--- start EXTRACTED ENTRIES ---

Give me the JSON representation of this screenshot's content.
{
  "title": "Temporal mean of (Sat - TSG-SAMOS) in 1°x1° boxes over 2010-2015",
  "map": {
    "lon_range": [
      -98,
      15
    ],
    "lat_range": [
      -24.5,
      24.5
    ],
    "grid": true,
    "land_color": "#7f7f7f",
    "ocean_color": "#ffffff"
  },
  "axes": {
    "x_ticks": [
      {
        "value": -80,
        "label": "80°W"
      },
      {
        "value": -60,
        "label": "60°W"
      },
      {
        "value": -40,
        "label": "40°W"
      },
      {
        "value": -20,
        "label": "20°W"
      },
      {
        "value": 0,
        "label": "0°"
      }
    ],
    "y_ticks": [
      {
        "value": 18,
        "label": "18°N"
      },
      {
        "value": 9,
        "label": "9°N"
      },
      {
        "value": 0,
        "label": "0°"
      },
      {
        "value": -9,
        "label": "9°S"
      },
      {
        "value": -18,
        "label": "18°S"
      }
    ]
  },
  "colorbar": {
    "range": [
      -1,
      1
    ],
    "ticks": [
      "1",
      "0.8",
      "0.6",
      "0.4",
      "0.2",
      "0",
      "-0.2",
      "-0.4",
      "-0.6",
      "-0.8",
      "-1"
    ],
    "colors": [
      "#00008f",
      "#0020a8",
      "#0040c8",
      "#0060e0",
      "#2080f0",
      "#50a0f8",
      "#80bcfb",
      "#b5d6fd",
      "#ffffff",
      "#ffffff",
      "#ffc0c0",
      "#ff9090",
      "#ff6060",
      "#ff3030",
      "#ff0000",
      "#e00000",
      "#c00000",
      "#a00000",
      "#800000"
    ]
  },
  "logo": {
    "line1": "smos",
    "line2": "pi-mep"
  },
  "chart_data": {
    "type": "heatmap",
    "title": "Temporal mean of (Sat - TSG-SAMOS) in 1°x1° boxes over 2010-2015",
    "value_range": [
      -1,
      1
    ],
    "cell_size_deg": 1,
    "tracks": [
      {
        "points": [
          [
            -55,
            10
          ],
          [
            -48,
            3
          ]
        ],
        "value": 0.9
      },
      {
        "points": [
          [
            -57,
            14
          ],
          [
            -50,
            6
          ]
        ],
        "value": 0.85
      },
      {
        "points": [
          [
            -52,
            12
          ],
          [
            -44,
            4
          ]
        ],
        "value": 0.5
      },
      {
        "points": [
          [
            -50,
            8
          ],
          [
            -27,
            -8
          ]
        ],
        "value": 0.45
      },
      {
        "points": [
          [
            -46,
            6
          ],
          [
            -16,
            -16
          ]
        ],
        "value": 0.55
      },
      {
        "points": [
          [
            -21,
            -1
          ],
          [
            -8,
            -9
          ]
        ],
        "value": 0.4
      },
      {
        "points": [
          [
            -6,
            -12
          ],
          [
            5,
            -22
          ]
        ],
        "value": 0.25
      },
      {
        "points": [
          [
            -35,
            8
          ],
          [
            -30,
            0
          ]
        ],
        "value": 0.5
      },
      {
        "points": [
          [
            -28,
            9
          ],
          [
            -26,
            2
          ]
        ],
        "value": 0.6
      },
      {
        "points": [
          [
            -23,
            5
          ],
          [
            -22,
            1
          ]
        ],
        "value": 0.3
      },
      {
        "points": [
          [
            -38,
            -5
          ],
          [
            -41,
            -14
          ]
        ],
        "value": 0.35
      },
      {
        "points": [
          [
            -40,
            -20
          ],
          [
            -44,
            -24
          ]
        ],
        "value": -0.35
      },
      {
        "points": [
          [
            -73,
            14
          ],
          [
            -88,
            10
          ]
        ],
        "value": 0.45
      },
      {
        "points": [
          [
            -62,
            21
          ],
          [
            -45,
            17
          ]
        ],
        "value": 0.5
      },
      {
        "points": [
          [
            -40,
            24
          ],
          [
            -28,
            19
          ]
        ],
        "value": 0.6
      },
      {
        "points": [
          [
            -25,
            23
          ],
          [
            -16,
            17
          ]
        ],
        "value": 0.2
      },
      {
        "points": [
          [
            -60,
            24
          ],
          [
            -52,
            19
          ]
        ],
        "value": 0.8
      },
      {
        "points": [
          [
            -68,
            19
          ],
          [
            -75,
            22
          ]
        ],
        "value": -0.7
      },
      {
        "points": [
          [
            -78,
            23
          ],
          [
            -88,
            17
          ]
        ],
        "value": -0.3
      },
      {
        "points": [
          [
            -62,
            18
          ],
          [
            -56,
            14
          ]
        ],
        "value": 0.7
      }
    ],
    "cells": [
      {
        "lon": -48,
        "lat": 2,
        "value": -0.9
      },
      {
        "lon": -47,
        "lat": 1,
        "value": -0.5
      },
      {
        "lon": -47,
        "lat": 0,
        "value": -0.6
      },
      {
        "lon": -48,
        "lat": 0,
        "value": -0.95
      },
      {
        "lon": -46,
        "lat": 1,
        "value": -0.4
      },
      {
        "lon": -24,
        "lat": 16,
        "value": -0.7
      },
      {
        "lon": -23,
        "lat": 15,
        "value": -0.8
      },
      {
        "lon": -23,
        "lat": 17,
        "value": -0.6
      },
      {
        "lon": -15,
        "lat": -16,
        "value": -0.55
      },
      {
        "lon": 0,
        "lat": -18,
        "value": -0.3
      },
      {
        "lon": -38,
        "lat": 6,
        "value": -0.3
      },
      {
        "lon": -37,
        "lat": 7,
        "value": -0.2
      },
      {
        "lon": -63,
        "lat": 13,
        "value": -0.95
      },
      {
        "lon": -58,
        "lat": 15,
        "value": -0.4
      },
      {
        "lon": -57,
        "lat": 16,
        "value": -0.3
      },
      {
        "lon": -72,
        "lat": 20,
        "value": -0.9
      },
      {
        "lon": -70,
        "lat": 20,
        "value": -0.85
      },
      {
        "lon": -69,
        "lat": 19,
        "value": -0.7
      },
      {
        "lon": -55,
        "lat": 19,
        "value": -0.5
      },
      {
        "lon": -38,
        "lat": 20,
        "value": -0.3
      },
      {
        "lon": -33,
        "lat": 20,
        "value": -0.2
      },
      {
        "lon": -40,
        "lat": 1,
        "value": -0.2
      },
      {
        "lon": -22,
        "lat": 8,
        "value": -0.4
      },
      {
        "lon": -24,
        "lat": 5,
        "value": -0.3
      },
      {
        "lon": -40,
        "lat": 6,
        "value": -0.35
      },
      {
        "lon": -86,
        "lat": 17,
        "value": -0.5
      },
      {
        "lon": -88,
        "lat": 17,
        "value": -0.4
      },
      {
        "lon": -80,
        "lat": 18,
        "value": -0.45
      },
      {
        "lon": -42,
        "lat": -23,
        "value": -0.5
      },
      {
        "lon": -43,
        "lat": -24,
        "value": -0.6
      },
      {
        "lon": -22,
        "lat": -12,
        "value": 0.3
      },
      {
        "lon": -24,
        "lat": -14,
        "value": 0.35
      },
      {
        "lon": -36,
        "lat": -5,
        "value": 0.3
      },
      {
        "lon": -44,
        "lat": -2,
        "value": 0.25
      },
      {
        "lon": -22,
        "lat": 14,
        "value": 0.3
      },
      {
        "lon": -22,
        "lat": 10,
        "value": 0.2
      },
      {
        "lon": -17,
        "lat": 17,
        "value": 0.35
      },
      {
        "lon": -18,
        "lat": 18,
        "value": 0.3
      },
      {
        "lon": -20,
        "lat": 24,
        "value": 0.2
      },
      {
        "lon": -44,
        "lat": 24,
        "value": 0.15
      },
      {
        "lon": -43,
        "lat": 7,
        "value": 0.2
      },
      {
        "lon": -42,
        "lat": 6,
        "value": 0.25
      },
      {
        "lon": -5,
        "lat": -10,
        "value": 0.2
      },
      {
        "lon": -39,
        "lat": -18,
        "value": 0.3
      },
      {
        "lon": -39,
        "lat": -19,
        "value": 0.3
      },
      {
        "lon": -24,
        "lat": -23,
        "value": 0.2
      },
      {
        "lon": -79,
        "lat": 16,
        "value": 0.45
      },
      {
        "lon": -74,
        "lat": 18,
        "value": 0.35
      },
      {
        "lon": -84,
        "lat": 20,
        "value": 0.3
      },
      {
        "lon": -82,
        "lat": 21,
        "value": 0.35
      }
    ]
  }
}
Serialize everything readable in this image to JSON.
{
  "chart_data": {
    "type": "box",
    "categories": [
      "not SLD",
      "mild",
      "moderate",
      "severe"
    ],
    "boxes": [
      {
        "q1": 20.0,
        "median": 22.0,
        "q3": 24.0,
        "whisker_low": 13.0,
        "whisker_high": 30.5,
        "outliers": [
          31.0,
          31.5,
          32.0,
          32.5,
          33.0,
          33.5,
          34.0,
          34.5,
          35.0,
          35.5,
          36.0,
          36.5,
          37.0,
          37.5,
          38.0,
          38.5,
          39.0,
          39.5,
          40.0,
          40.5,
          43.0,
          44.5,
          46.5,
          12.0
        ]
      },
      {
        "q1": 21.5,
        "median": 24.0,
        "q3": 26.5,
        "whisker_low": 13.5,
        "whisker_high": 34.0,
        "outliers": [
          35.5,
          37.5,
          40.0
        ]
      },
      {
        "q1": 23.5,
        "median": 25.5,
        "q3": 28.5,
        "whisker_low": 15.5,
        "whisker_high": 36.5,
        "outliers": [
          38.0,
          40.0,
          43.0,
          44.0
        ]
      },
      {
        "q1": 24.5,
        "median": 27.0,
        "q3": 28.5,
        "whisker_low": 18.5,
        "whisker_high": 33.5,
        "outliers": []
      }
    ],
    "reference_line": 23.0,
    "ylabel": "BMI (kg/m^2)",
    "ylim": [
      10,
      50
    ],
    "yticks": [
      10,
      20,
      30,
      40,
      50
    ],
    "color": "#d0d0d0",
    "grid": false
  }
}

--- end EXTRACTED ENTRIES ---

WHAT NEEDS TO BE DONE: In the entries above, find the line containing "Serialize everything readable". Set down that line and every line after it through the last one, exactly and alone.

ANSWER IN FULL:
Serialize everything readable in this image to JSON.
{
  "chart_data": {
    "type": "box",
    "categories": [
      "not SLD",
      "mild",
      "moderate",
      "severe"
    ],
    "boxes": [
      {
        "q1": 20.0,
        "median": 22.0,
        "q3": 24.0,
        "whisker_low": 13.0,
        "whisker_high": 30.5,
        "outliers": [
          31.0,
          31.5,
          32.0,
          32.5,
          33.0,
          33.5,
          34.0,
          34.5,
          35.0,
          35.5,
          36.0,
          36.5,
          37.0,
          37.5,
          38.0,
          38.5,
          39.0,
          39.5,
          40.0,
          40.5,
          43.0,
          44.5,
          46.5,
          12.0
        ]
      },
      {
        "q1": 21.5,
        "median": 24.0,
        "q3": 26.5,
        "whisker_low": 13.5,
        "whisker_high": 34.0,
        "outliers": [
          35.5,
          37.5,
          40.0
        ]
      },
      {
        "q1": 23.5,
        "median": 25.5,
        "q3": 28.5,
        "whisker_low": 15.5,
        "whisker_high": 36.5,
        "outliers": [
          38.0,
          40.0,
          43.0,
          44.0
        ]
      },
      {
        "q1": 24.5,
        "median": 27.0,
        "q3": 28.5,
        "whisker_low": 18.5,
        "whisker_high": 33.5,
        "outliers": []
      }
    ],
    "reference_line": 23.0,
    "ylabel": "BMI (kg/m^2)",
    "ylim": [
      10,
      50
    ],
    "yticks": [
      10,
      20,
      30,
      40,
      50
    ],
    "color": "#d0d0d0",
    "grid": false
  }
}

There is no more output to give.